## BEGIN Extracted data

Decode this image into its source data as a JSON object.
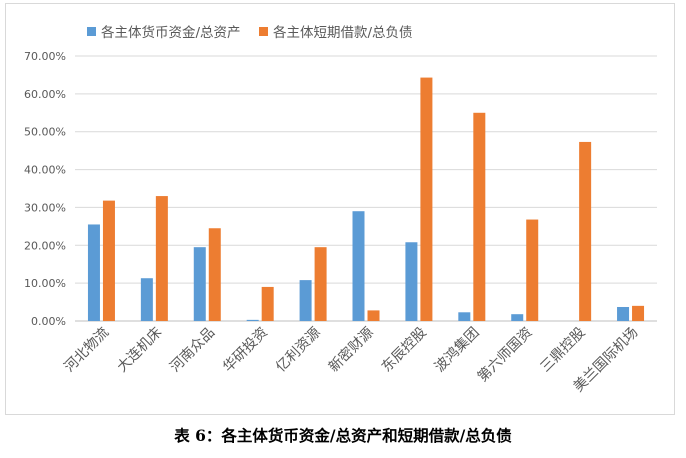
{
  "chart_data": {
    "type": "bar",
    "categories": [
      "河北物流",
      "大连机床",
      "河南众品",
      "华研投资",
      "亿利资源",
      "新密财源",
      "东辰控股",
      "波鸿集团",
      "第六师国资",
      "三鼎控股",
      "美兰国际机场"
    ],
    "series": [
      {
        "name": "各主体货币资金/总资产",
        "color": "#5b9bd5",
        "values": [
          25.5,
          11.3,
          19.5,
          0.3,
          10.8,
          29.0,
          20.8,
          2.3,
          1.8,
          0,
          3.7
        ]
      },
      {
        "name": "各主体短期借款/总负债",
        "color": "#ed7d31",
        "values": [
          31.8,
          33.0,
          24.5,
          9.0,
          19.5,
          2.8,
          64.3,
          55.0,
          26.8,
          47.3,
          4.0
        ]
      }
    ],
    "ylim": [
      0,
      70
    ],
    "yticks": [
      "0.00%",
      "10.00%",
      "20.00%",
      "30.00%",
      "40.00%",
      "50.00%",
      "60.00%",
      "70.00%"
    ],
    "grid": true,
    "legend_position": "top-left"
  },
  "caption": "表 6：各主体货币资金/总资产和短期借款/总负债"
}
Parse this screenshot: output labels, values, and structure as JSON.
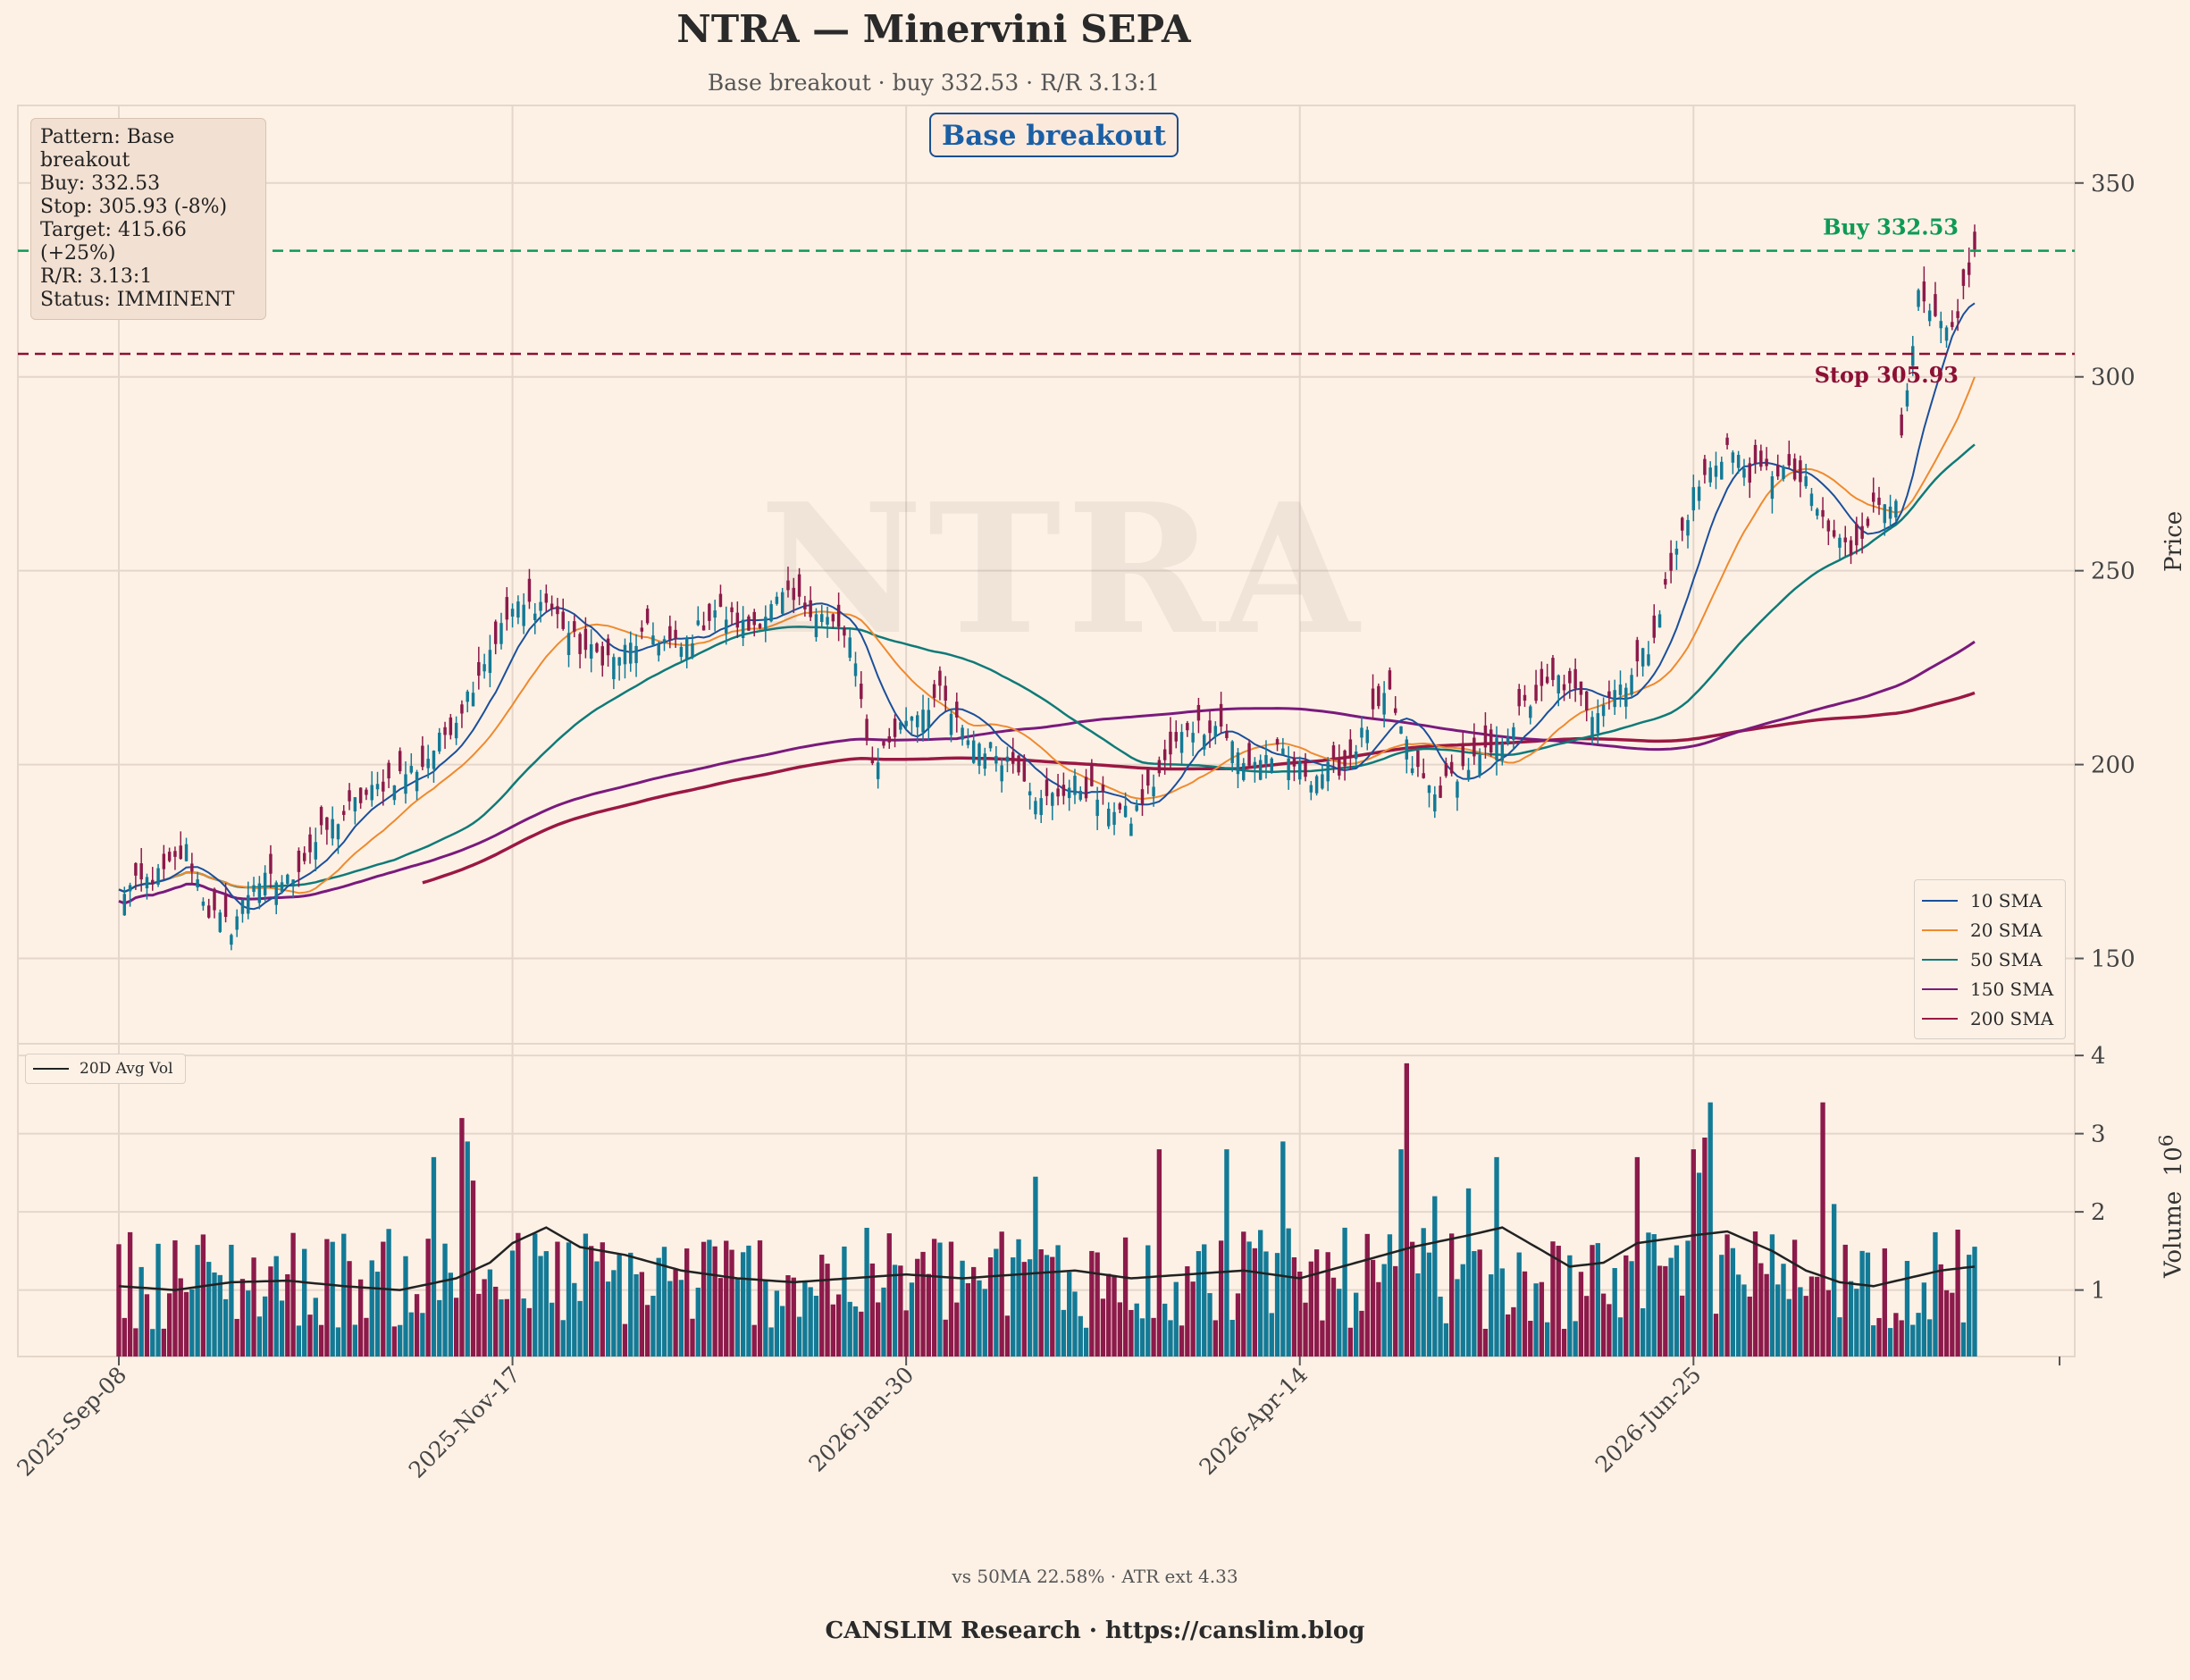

## END Extracted data

Instruction:
Output the entries above exactly. Drop the pictures.

Expected answer:
Decode this image into its source data as a JSON object.
{
  "chart_data": {
    "type": "bar",
    "categories": [
      "河北物流",
      "大连机床",
      "河南众品",
      "华研投资",
      "亿利资源",
      "新密财源",
      "东辰控股",
      "波鸿集团",
      "第六师国资",
      "三鼎控股",
      "美兰国际机场"
    ],
    "series": [
      {
        "name": "各主体货币资金/总资产",
        "color": "#5b9bd5",
        "values": [
          25.5,
          11.3,
          19.5,
          0.3,
          10.8,
          29.0,
          20.8,
          2.3,
          1.8,
          0,
          3.7
        ]
      },
      {
        "name": "各主体短期借款/总负债",
        "color": "#ed7d31",
        "values": [
          31.8,
          33.0,
          24.5,
          9.0,
          19.5,
          2.8,
          64.3,
          55.0,
          26.8,
          47.3,
          4.0
        ]
      }
    ],
    "ylim": [
      0,
      70
    ],
    "yticks": [
      "0.00%",
      "10.00%",
      "20.00%",
      "30.00%",
      "40.00%",
      "50.00%",
      "60.00%",
      "70.00%"
    ],
    "grid": true,
    "legend_position": "top-left"
  },
  "caption": "表 6：各主体货币资金/总资产和短期借款/总负债"
}
Parse this screenshot: output labels, values, and structure as JSON.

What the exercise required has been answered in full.